Task description: Gather every line in the records below that contains the word "Forward".

Data for the task:
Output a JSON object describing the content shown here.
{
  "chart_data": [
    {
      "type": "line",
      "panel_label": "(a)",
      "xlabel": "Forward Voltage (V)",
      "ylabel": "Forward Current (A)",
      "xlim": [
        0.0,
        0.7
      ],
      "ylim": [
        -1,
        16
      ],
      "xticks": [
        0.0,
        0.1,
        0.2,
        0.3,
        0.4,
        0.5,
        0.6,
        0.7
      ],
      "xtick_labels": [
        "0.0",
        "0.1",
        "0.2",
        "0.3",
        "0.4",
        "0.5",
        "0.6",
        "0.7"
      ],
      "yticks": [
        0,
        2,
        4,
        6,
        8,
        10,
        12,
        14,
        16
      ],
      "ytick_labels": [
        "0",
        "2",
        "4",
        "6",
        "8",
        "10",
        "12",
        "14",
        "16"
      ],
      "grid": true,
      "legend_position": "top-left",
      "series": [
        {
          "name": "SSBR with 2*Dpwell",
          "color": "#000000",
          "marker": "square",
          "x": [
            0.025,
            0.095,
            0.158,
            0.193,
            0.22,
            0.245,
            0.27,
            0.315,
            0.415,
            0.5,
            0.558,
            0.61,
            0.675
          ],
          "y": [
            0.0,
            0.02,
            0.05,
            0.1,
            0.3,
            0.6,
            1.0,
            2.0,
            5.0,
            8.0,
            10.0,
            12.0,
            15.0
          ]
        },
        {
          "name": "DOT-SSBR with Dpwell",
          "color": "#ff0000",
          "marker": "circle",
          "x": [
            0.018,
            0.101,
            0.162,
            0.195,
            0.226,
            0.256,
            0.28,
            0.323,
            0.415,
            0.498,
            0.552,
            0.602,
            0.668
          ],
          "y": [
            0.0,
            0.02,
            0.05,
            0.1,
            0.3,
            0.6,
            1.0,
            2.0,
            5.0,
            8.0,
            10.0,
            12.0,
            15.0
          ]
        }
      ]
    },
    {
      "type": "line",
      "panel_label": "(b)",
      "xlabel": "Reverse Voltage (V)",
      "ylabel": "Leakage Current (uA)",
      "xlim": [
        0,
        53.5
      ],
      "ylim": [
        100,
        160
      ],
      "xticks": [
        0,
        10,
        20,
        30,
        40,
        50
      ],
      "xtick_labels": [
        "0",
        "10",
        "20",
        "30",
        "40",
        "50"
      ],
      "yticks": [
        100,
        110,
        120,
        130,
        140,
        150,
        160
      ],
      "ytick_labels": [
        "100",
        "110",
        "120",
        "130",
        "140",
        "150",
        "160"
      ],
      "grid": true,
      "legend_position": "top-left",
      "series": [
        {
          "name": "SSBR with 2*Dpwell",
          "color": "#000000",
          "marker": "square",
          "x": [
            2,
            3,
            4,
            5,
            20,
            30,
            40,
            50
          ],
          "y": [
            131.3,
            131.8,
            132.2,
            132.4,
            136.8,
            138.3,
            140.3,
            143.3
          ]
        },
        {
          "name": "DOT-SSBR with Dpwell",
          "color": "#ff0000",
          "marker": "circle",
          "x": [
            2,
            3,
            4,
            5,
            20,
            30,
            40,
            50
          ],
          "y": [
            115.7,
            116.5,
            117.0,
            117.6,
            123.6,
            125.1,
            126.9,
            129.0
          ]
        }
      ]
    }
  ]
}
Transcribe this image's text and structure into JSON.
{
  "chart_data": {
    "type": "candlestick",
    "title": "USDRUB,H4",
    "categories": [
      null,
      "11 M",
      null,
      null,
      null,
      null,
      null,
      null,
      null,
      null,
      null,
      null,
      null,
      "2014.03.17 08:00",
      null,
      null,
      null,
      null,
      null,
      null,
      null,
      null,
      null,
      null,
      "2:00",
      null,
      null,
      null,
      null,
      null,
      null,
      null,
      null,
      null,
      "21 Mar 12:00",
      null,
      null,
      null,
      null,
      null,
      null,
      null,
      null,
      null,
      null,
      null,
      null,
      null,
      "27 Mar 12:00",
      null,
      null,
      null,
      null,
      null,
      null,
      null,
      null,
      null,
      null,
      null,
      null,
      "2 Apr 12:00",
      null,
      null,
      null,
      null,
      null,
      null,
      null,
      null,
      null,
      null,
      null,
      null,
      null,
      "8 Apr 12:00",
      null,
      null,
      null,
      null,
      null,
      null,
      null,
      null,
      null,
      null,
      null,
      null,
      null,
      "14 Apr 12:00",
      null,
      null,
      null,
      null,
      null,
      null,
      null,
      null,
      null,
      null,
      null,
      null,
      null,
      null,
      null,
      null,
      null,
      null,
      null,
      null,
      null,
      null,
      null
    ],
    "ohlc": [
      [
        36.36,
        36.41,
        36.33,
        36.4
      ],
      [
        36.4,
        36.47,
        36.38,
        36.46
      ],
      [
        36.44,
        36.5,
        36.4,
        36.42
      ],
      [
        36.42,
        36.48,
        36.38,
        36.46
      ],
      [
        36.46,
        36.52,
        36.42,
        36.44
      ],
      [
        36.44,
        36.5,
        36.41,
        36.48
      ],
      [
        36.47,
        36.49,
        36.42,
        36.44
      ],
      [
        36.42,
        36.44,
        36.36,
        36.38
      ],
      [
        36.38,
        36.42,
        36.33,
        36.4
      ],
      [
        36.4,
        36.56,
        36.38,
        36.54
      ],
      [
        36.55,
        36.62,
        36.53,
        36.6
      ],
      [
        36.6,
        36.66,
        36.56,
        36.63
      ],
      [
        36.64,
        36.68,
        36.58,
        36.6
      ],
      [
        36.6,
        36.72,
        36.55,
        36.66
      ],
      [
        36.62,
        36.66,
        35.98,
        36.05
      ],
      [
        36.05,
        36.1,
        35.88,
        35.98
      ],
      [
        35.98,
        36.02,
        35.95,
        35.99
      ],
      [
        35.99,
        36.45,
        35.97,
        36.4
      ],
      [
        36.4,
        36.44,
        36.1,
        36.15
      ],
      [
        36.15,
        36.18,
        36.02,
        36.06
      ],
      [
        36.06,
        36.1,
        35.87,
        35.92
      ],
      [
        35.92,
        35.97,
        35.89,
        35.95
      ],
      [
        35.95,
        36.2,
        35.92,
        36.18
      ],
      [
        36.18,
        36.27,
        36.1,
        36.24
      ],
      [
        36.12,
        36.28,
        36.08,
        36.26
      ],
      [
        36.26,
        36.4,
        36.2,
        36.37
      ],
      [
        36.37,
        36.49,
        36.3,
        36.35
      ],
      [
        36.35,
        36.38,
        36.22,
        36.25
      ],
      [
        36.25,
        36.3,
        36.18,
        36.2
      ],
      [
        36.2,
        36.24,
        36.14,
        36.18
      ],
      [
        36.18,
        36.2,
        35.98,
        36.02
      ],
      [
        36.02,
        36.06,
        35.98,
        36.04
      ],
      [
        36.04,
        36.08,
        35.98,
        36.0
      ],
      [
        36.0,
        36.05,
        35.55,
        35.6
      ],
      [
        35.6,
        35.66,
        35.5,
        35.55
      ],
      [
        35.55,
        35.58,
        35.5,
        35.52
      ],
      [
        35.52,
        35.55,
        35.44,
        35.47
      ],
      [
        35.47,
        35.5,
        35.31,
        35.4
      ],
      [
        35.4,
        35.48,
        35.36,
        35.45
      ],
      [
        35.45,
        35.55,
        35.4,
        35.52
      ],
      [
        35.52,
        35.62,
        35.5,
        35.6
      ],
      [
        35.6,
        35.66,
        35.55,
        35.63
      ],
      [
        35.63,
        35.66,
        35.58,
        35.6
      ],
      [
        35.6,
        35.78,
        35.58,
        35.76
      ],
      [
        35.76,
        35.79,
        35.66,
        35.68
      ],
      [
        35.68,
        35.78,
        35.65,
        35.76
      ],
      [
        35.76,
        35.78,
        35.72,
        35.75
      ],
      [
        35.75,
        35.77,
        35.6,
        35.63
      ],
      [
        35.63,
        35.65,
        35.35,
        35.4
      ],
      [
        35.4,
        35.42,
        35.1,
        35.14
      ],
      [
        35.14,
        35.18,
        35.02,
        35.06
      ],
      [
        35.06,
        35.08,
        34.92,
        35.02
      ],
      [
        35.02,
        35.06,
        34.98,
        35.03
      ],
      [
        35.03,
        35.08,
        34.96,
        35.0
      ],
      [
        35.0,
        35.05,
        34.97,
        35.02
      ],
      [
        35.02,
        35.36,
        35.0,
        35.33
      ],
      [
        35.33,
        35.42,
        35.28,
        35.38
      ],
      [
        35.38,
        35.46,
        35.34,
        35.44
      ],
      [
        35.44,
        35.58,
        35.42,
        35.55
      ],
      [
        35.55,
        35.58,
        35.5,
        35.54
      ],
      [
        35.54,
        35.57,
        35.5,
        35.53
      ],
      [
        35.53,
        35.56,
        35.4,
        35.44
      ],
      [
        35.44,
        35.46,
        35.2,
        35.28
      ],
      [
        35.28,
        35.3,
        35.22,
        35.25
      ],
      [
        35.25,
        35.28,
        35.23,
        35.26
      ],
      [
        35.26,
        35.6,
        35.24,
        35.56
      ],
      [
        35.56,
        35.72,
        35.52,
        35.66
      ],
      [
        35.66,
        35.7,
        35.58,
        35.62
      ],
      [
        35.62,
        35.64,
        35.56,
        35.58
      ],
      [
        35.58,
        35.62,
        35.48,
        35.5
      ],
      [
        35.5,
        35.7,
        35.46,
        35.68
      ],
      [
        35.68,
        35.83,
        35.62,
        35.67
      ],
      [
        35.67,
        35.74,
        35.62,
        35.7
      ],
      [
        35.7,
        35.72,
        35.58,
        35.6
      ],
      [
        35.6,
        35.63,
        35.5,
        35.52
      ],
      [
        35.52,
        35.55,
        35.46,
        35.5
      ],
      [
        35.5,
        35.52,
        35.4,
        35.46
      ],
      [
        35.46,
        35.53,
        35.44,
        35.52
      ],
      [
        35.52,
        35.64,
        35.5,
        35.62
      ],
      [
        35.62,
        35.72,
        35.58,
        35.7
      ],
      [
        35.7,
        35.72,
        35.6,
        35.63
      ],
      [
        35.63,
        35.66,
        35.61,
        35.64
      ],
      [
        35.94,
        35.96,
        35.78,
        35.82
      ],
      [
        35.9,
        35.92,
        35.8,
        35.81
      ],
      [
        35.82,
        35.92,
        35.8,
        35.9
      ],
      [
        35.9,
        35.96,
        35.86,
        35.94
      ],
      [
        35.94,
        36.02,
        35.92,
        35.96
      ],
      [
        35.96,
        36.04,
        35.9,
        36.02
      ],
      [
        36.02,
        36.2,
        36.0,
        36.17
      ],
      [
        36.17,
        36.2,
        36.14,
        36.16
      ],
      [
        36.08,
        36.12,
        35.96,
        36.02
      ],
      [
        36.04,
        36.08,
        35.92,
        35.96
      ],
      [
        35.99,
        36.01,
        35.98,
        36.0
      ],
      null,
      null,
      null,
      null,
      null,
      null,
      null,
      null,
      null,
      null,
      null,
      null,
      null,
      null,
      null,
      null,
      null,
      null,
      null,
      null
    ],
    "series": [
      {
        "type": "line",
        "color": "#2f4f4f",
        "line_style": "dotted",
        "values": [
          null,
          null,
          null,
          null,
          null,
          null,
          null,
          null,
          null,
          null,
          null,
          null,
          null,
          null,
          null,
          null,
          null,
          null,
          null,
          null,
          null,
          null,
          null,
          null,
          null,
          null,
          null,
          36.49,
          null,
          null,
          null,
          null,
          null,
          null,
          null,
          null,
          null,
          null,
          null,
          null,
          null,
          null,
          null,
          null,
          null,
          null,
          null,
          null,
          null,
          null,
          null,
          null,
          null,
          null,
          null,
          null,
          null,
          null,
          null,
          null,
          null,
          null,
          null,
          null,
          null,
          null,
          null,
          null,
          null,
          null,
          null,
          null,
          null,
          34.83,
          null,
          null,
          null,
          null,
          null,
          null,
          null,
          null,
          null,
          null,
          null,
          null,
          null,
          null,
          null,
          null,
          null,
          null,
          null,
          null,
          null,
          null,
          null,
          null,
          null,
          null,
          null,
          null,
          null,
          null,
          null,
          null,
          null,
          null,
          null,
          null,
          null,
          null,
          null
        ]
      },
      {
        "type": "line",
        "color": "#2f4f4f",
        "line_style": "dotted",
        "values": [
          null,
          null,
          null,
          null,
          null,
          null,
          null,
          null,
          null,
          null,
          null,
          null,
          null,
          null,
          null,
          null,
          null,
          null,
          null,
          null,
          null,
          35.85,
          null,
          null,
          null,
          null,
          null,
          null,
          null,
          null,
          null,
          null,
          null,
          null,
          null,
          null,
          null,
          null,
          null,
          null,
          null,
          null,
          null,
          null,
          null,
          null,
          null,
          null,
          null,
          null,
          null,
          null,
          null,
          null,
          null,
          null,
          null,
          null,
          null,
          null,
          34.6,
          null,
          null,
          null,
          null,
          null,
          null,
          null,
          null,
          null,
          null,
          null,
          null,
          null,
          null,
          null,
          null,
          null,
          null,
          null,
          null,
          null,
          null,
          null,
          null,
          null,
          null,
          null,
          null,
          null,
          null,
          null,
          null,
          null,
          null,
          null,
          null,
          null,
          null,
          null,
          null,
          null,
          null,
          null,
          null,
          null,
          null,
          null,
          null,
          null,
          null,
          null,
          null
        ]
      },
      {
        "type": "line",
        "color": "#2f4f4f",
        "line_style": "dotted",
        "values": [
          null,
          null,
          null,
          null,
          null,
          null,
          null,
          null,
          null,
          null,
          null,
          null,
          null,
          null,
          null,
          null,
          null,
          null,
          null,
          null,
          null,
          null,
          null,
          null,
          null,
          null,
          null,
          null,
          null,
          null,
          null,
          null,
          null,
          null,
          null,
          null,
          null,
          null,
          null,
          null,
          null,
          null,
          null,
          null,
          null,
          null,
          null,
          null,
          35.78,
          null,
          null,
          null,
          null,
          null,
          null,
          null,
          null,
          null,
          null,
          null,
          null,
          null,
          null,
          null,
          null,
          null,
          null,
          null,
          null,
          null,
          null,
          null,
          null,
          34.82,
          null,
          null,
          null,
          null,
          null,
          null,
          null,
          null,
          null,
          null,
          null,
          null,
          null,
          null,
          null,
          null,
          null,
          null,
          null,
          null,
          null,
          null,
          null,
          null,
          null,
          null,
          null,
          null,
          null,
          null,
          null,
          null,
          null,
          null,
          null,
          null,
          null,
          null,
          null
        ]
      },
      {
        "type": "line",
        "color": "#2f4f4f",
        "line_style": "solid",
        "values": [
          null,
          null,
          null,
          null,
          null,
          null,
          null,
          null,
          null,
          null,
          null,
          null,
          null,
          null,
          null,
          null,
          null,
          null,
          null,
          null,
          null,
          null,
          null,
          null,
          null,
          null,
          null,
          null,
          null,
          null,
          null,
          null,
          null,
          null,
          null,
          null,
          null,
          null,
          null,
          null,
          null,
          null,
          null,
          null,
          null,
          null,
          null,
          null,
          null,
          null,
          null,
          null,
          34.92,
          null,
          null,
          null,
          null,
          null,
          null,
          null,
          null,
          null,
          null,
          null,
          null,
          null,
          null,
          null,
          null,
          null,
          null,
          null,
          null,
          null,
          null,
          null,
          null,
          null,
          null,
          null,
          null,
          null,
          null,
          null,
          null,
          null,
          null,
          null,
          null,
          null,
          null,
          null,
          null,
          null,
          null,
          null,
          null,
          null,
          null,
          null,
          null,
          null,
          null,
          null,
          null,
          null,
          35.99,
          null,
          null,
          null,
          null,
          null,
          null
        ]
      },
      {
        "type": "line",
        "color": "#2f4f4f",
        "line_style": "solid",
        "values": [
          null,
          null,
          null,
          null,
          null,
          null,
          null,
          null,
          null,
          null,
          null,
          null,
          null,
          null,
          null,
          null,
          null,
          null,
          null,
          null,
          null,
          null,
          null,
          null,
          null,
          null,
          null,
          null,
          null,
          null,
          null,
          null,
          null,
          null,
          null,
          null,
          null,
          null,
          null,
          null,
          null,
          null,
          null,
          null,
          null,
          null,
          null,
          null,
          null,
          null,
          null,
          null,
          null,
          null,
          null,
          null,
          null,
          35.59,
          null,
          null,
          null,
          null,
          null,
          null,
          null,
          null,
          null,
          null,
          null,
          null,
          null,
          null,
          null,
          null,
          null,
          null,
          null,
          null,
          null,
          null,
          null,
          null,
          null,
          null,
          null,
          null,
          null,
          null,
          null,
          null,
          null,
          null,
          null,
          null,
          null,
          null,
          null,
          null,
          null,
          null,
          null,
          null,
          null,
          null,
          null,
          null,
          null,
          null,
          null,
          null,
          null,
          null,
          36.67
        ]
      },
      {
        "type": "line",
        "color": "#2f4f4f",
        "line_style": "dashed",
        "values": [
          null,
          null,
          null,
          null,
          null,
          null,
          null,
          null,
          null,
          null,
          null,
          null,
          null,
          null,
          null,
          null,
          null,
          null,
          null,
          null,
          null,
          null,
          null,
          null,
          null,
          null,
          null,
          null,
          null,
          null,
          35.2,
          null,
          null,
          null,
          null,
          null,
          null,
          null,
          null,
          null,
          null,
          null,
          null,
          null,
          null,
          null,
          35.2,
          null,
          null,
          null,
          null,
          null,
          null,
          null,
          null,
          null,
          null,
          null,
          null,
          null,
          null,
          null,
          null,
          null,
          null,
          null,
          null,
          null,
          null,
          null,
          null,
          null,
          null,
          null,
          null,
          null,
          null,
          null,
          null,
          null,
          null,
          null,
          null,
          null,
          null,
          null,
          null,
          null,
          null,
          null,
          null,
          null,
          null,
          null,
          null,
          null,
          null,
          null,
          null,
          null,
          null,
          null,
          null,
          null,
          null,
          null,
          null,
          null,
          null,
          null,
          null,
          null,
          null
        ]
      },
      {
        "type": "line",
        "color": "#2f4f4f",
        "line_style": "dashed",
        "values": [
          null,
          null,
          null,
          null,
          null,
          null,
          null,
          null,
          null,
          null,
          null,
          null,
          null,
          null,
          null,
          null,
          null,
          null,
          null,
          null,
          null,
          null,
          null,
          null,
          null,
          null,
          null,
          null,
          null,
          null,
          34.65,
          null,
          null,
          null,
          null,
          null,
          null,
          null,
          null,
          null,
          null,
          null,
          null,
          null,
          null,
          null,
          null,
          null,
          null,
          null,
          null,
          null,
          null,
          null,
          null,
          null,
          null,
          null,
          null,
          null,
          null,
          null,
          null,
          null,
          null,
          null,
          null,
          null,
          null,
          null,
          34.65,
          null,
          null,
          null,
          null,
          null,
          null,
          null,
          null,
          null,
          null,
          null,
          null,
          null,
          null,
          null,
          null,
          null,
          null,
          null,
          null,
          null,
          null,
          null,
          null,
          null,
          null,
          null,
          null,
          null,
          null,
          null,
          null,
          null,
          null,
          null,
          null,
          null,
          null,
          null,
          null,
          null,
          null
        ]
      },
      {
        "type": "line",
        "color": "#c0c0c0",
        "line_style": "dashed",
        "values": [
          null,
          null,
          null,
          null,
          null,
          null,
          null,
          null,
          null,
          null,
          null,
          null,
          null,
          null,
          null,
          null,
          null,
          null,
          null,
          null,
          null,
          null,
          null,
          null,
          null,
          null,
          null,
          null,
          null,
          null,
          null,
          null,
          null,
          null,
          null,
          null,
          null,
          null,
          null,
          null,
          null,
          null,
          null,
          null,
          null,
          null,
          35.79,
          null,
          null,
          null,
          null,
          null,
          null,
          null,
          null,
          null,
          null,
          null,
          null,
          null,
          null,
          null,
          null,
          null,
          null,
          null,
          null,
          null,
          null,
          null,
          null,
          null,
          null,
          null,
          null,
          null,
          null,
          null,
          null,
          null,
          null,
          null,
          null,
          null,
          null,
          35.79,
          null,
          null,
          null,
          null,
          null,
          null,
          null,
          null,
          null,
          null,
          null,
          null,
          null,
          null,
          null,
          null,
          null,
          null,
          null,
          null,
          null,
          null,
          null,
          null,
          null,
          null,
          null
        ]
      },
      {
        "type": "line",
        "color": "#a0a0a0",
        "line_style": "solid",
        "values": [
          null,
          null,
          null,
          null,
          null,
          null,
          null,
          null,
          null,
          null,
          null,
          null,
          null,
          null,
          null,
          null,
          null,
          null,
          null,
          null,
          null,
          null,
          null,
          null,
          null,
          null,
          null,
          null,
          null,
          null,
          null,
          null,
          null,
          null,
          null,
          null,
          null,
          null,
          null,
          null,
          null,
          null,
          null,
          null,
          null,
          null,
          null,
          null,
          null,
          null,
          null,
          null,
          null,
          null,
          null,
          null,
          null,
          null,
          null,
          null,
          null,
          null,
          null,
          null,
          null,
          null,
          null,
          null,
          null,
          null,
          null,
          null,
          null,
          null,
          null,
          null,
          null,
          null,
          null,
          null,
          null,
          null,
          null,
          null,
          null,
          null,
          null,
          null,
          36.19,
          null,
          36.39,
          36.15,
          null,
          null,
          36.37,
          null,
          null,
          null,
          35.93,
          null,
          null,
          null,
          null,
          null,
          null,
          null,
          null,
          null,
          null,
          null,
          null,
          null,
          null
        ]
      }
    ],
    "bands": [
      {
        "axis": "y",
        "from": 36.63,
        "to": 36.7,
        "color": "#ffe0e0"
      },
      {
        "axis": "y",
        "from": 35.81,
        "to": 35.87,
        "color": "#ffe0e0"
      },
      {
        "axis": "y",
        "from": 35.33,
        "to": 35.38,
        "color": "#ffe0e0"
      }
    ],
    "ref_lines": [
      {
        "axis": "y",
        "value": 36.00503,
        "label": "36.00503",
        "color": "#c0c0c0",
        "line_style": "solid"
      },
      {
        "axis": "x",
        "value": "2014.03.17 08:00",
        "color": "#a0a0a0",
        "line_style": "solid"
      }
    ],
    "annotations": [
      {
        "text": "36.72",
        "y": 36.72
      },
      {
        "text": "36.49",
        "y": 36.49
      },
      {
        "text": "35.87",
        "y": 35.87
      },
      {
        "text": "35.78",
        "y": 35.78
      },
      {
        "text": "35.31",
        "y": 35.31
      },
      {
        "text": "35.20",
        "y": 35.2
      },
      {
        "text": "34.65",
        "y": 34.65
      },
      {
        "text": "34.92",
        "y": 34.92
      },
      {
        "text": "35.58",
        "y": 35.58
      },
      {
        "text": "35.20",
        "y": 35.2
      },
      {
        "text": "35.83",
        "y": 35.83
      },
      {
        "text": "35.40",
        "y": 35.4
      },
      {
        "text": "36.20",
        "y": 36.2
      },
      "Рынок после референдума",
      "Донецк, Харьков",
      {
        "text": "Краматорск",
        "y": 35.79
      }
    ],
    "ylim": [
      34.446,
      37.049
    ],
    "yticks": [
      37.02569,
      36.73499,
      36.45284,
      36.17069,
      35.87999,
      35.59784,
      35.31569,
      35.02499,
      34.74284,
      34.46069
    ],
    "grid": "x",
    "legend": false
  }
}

The response:
      "xlabel": "Forward Voltage (V)",
      "ylabel": "Forward Current (A)",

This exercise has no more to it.